[BEGIN Supplied text]

# Arabian or legionares style caps - which ones do you like?



## Guest (Feb 19, 2009)

I use a Columbia brand style arabian hat (sometimes referred to legioniares cap) when I'm in a sun-smart mood and although I reckon pretty much everything Columbia makes is pretty good quality, I'm undecided as to whether or not it was such a good choice. It's neck flap is made of a fairly stiff and almost coarse fabric and I'm thinking that the various softer fabric versions I've seen are probably the go. I don't have a terribly strong opinion on it but am curious to know if others are particularly fond of any specific brand or model. If I can find something a bit more comfy I reckon I'd be sun-smart a bit more often.


----------



## paffoh (Aug 24, 2006)

Whats that other funky hat you have been wearing in the vids?

I dont wear my Columbia one very much ( Same as yours ), tend to sweat a litle more in it than others I own. I bought an Akubra about a year ago and am not game to wear it on the water, too much cost for a possible wind swept item. Some of the mesh branded caps have helped my head breathe when temps rocket above 30 degrees but due to lack of side shade I develop a nasty Sunglass tan that seems to be the bain of some fishermen.

Red, Gatesy and Bart70 have some Arabian super skills I am sure they would love to share... I recently was given an AC Roma headscarf that is more like a cap style bandana that fits well under my caps and covers the nape and length of my neck, however as I am such a brand whore I doubt I would be proud enough to wear it out on the yak! :twisted:


----------



## Guest (Feb 19, 2009)

Derek, that's a Berghaus Aqua hat (which I still use), but it has a thin fleece lining making making it ideal for cooler conditions, not quite as good for stinking hot weather, which is what we've had here lately. I really like the Aquahat, but it's just a bit much when the mercury hits 30+


----------



## paffoh (Aug 24, 2006)

Cool cool, sounds like something I could do with 8 months of the year...

I dont like Beanies hey, scratch scratch, sniff... Ewwww.


----------



## Guest (Feb 19, 2009)

Outdoors & Beyond in Nowra sell the Berghaus Aqua cap. I recommend it highly for your neck of the woods.


----------



## Shufoy (May 28, 2008)

I use ones called "Frillneck's". They seem to sell them in all the local hardware, fishing or camping stores. They have velcro all over them to make changing the setup for differing coverage easy. I swear by them.

[END Supplied text]

__Objective__. Please explain why paffoh, in the thread about Arabian-style caps, is not willing to wear the Akubra on the water.

[BEGIN Material provided]

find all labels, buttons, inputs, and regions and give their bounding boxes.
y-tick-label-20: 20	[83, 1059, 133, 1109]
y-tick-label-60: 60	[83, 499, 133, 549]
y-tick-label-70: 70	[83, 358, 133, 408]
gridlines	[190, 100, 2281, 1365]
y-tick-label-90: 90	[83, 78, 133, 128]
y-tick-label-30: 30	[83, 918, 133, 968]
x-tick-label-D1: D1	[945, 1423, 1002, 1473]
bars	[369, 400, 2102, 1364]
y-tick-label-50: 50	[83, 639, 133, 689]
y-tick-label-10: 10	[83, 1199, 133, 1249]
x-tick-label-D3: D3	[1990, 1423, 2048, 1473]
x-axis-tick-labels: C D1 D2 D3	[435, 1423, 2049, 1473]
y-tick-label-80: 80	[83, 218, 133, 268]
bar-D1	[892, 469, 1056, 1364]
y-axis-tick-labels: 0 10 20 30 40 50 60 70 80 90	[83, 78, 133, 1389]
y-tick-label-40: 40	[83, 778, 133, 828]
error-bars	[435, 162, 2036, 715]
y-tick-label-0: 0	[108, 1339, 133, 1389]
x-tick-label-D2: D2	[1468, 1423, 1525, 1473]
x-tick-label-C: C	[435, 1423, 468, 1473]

[END Material provided]

__Exercise output__. The Akubra cost too much to risk on the water, where it could be blown away by the wind.